Requirements » Give the number of lines containing the word "bottom", and nothing else.

--- Data for processing ---

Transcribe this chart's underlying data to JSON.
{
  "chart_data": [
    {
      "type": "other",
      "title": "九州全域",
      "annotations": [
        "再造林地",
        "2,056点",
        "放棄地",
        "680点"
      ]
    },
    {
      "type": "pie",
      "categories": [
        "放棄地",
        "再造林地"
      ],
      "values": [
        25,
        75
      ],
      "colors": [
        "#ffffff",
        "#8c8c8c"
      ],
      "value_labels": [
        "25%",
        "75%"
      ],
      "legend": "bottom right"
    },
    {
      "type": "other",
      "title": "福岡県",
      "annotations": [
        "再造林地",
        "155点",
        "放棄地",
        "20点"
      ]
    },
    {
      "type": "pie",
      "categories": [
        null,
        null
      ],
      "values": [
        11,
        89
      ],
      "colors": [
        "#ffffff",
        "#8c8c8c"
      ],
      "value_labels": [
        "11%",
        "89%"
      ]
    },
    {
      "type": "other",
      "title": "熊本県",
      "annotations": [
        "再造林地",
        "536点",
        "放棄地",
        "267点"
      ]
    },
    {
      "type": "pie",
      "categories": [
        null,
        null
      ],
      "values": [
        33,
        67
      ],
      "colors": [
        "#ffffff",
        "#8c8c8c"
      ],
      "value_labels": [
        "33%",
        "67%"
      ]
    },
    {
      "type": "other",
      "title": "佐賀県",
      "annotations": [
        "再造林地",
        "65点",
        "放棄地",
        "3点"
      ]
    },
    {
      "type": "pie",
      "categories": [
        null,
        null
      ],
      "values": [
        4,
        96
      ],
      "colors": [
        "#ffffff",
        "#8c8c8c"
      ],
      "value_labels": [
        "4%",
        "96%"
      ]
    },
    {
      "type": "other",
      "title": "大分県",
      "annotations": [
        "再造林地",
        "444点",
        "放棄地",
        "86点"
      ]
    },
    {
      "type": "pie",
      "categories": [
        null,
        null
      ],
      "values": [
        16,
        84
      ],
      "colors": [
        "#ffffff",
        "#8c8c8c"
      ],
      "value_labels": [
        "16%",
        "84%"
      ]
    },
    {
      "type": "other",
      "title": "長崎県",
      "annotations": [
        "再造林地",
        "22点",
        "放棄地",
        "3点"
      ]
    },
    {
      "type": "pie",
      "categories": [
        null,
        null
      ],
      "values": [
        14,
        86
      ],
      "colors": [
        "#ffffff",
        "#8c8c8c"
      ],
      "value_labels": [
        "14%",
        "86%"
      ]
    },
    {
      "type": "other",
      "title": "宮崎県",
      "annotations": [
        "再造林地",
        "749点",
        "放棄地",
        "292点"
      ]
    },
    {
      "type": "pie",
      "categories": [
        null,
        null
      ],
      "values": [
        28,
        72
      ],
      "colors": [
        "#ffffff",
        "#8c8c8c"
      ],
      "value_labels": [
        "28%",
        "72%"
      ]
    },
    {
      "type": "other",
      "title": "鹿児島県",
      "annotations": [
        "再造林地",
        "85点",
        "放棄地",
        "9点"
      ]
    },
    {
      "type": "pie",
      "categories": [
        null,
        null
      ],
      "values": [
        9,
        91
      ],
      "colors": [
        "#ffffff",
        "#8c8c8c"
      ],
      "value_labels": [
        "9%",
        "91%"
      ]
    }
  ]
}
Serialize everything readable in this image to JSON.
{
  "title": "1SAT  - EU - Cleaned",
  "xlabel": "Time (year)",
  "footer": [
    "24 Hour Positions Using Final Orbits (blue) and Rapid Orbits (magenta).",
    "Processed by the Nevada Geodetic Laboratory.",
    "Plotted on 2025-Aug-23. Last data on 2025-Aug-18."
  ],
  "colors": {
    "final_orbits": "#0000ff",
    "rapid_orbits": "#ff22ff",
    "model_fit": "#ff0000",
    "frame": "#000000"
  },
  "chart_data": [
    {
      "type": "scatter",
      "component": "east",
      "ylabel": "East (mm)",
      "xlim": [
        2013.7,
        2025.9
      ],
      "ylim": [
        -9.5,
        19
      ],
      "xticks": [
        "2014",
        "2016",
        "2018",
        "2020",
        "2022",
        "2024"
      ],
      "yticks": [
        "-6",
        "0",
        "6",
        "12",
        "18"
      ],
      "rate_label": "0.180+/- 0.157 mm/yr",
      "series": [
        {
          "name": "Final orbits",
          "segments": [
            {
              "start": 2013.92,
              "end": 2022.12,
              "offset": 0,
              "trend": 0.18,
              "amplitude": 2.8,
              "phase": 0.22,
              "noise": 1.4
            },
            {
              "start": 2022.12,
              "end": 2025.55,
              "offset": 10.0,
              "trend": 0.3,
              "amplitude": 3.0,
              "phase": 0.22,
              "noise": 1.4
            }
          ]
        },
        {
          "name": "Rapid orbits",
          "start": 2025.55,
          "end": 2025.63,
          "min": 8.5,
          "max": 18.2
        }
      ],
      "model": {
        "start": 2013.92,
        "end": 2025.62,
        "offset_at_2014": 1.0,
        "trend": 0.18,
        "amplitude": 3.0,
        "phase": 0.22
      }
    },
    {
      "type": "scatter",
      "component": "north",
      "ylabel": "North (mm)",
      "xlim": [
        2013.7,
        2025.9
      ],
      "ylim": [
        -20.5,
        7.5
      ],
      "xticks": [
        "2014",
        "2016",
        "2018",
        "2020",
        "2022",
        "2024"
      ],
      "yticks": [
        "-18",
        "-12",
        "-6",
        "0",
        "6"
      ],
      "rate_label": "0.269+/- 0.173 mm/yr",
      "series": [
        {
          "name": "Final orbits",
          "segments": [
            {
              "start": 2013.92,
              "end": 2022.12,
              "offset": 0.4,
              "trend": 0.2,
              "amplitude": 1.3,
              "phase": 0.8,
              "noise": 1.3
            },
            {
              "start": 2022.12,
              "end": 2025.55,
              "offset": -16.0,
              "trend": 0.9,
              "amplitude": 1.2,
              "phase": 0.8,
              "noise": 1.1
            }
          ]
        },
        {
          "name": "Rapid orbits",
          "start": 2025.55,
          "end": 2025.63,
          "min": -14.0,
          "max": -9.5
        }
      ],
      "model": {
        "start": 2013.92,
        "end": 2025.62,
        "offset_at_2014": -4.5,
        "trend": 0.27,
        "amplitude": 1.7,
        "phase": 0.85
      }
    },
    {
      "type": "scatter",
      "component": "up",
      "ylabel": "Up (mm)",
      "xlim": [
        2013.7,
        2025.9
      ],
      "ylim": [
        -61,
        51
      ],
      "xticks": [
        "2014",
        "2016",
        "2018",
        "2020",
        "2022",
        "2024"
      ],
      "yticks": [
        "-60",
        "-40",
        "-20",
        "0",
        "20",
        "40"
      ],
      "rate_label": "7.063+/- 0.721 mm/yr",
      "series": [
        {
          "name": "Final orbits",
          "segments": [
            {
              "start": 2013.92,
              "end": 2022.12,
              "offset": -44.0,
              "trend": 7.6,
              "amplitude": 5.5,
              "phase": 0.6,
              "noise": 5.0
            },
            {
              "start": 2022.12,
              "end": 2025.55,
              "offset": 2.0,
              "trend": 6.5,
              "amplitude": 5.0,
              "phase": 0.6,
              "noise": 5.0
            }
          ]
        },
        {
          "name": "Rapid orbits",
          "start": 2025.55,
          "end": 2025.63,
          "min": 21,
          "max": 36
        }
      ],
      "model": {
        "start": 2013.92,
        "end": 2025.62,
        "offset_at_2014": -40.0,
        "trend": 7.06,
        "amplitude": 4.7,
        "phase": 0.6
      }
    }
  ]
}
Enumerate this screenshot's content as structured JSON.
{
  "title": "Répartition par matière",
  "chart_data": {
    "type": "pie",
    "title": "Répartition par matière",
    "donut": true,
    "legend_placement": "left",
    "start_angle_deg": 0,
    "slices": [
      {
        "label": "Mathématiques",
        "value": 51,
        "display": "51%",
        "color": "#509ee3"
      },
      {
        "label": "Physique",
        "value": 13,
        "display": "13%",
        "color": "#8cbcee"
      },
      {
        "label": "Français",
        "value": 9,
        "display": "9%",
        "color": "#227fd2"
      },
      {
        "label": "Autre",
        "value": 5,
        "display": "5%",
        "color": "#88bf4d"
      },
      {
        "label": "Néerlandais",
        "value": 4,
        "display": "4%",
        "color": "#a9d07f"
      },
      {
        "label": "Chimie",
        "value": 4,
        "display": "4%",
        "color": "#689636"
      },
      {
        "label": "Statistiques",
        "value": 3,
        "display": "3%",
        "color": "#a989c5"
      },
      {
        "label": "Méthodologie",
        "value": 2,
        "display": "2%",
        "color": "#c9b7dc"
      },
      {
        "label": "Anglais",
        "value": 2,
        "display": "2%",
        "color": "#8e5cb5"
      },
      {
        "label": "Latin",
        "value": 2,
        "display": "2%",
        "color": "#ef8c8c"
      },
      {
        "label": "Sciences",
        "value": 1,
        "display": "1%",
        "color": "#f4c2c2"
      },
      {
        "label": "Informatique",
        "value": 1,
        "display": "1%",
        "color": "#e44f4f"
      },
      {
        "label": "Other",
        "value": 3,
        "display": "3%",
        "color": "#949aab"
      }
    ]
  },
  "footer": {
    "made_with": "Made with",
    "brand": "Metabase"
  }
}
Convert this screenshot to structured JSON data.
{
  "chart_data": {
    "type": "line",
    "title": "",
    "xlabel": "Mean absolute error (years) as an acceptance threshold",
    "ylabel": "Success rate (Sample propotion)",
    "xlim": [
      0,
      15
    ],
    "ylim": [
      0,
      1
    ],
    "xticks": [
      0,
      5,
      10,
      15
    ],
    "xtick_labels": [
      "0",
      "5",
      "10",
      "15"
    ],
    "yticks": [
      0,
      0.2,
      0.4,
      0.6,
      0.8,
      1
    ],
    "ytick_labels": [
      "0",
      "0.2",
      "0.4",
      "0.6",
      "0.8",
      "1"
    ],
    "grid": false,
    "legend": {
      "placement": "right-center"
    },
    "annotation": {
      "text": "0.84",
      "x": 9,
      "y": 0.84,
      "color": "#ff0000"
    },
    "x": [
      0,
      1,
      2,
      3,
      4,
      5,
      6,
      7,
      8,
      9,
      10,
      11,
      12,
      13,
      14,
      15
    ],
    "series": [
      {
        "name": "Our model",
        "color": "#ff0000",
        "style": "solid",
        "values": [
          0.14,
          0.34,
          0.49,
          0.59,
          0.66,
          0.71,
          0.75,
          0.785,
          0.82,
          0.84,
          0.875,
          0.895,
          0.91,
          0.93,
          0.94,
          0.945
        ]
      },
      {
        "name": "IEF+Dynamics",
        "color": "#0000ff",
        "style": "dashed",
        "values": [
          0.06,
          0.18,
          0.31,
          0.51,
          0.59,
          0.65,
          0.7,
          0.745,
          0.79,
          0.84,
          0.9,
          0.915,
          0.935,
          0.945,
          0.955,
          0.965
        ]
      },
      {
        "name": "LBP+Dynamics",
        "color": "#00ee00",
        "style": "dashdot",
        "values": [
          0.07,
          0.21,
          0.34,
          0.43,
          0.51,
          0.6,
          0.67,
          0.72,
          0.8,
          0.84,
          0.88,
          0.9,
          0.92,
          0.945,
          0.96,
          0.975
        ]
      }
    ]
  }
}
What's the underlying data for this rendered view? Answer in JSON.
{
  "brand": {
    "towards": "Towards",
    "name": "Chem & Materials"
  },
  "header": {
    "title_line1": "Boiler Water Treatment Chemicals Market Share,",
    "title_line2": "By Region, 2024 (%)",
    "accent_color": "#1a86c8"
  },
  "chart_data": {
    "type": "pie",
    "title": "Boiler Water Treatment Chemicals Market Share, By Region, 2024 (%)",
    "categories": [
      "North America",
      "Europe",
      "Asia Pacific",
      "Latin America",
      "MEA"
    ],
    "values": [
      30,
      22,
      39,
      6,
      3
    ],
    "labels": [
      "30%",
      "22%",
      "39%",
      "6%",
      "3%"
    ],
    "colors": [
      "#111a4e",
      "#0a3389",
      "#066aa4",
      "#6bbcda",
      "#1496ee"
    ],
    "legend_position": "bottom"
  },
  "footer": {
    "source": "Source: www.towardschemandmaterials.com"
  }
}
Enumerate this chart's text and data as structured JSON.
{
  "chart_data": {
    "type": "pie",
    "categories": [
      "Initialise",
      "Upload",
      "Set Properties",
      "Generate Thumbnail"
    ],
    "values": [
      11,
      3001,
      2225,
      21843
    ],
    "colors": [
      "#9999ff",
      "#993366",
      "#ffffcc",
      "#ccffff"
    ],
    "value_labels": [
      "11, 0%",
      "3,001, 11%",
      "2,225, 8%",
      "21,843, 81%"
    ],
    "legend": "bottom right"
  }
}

---

Right answer » 3